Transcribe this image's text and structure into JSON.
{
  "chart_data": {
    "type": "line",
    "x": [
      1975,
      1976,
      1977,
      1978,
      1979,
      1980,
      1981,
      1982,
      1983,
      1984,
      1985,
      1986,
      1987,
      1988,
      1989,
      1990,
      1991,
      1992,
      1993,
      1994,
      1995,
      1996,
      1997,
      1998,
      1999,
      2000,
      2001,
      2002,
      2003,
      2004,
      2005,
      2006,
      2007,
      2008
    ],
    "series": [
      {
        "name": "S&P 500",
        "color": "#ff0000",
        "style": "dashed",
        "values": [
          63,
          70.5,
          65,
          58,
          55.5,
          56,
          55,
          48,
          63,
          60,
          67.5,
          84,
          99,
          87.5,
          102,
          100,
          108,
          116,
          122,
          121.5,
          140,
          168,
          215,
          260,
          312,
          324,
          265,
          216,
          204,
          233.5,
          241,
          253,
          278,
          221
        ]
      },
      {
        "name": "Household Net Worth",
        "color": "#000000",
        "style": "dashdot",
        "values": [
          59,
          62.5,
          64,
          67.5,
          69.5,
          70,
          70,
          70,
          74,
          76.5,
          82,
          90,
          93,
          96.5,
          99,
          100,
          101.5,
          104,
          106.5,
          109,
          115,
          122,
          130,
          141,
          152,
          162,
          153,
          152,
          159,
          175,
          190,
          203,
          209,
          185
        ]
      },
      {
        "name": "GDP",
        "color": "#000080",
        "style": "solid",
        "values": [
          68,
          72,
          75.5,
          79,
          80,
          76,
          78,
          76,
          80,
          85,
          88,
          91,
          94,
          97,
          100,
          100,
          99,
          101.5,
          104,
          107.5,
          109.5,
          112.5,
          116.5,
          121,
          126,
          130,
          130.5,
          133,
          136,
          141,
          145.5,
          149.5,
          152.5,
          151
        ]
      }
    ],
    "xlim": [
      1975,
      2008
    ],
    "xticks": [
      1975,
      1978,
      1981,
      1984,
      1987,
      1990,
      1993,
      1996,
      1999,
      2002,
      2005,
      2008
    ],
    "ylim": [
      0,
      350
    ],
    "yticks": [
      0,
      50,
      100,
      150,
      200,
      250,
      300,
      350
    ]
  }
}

=======

#### TASK DIRECTIONS
All of the material above needs to be retyped word for word.

#### RESPONSE
Transcribe this image's text and structure into JSON.
{
  "chart_data": {
    "type": "line",
    "x": [
      1975,
      1976,
      1977,
      1978,
      1979,
      1980,
      1981,
      1982,
      1983,
      1984,
      1985,
      1986,
      1987,
      1988,
      1989,
      1990,
      1991,
      1992,
      1993,
      1994,
      1995,
      1996,
      1997,
      1998,
      1999,
      2000,
      2001,
      2002,
      2003,
      2004,
      2005,
      2006,
      2007,
      2008
    ],
    "series": [
      {
        "name": "S&P 500",
        "color": "#ff0000",
        "style": "dashed",
        "values": [
          63,
          70.5,
          65,
          58,
          55.5,
          56,
          55,
          48,
          63,
          60,
          67.5,
          84,
          99,
          87.5,
          102,
          100,
          108,
          116,
          122,
          121.5,
          140,
          168,
          215,
          260,
          312,
          324,
          265,
          216,
          204,
          233.5,
          241,
          253,
          278,
          221
        ]
      },
      {
        "name": "Household Net Worth",
        "color": "#000000",
        "style": "dashdot",
        "values": [
          59,
          62.5,
          64,
          67.5,
          69.5,
          70,
          70,
          70,
          74,
          76.5,
          82,
          90,
          93,
          96.5,
          99,
          100,
          101.5,
          104,
          106.5,
          109,
          115,
          122,
          130,
          141,
          152,
          162,
          153,
          152,
          159,
          175,
          190,
          203,
          209,
          185
        ]
      },
      {
        "name": "GDP",
        "color": "#000080",
        "style": "solid",
        "values": [
          68,
          72,
          75.5,
          79,
          80,
          76,
          78,
          76,
          80,
          85,
          88,
          91,
          94,
          97,
          100,
          100,
          99,
          101.5,
          104,
          107.5,
          109.5,
          112.5,
          116.5,
          121,
          126,
          130,
          130.5,
          133,
          136,
          141,
          145.5,
          149.5,
          152.5,
          151
        ]
      }
    ],
    "xlim": [
      1975,
      2008
    ],
    "xticks": [
      1975,
      1978,
      1981,
      1984,
      1987,
      1990,
      1993,
      1996,
      1999,
      2002,
      2005,
      2008
    ],
    "ylim": [
      0,
      350
    ],
    "yticks": [
      0,
      50,
      100,
      150,
      200,
      250,
      300,
      350
    ]
  }
}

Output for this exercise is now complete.